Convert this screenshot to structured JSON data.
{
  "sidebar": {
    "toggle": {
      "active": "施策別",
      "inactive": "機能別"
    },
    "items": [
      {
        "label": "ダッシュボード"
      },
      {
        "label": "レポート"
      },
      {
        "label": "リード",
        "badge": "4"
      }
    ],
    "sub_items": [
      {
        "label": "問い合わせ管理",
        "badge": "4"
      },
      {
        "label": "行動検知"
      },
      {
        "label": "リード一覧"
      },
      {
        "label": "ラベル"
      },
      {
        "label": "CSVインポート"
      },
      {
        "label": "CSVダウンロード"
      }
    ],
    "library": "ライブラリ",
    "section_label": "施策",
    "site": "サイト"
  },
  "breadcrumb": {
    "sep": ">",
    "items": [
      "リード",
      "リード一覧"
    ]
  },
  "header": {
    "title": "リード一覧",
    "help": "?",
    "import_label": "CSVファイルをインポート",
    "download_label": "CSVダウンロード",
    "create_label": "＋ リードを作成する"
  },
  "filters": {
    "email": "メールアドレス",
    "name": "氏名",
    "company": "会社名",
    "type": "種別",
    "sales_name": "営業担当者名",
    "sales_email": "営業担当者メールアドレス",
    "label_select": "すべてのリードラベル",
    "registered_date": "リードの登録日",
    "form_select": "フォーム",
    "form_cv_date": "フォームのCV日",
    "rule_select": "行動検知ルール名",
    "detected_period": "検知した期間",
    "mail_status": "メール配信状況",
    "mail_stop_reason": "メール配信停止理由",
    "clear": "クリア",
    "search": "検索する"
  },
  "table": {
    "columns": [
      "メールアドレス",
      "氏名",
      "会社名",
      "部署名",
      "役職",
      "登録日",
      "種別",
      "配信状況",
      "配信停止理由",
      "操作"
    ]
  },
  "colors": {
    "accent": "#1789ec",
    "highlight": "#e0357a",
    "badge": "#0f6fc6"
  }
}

Goal of the exercise. Transcribe the material above in its entirety. Match it exactly.

Output for this exercise.
Convert this screenshot to structured JSON data.
{
  "sidebar": {
    "toggle": {
      "active": "施策別",
      "inactive": "機能別"
    },
    "items": [
      {
        "label": "ダッシュボード"
      },
      {
        "label": "レポート"
      },
      {
        "label": "リード",
        "badge": "4"
      }
    ],
    "sub_items": [
      {
        "label": "問い合わせ管理",
        "badge": "4"
      },
      {
        "label": "行動検知"
      },
      {
        "label": "リード一覧"
      },
      {
        "label": "ラベル"
      },
      {
        "label": "CSVインポート"
      },
      {
        "label": "CSVダウンロード"
      }
    ],
    "library": "ライブラリ",
    "section_label": "施策",
    "site": "サイト"
  },
  "breadcrumb": {
    "sep": ">",
    "items": [
      "リード",
      "リード一覧"
    ]
  },
  "header": {
    "title": "リード一覧",
    "help": "?",
    "import_label": "CSVファイルをインポート",
    "download_label": "CSVダウンロード",
    "create_label": "＋ リードを作成する"
  },
  "filters": {
    "email": "メールアドレス",
    "name": "氏名",
    "company": "会社名",
    "type": "種別",
    "sales_name": "営業担当者名",
    "sales_email": "営業担当者メールアドレス",
    "label_select": "すべてのリードラベル",
    "registered_date": "リードの登録日",
    "form_select": "フォーム",
    "form_cv_date": "フォームのCV日",
    "rule_select": "行動検知ルール名",
    "detected_period": "検知した期間",
    "mail_status": "メール配信状況",
    "mail_stop_reason": "メール配信停止理由",
    "clear": "クリア",
    "search": "検索する"
  },
  "table": {
    "columns": [
      "メールアドレス",
      "氏名",
      "会社名",
      "部署名",
      "役職",
      "登録日",
      "種別",
      "配信状況",
      "配信停止理由",
      "操作"
    ]
  },
  "colors": {
    "accent": "#1789ec",
    "highlight": "#e0357a",
    "badge": "#0f6fc6"
  }
}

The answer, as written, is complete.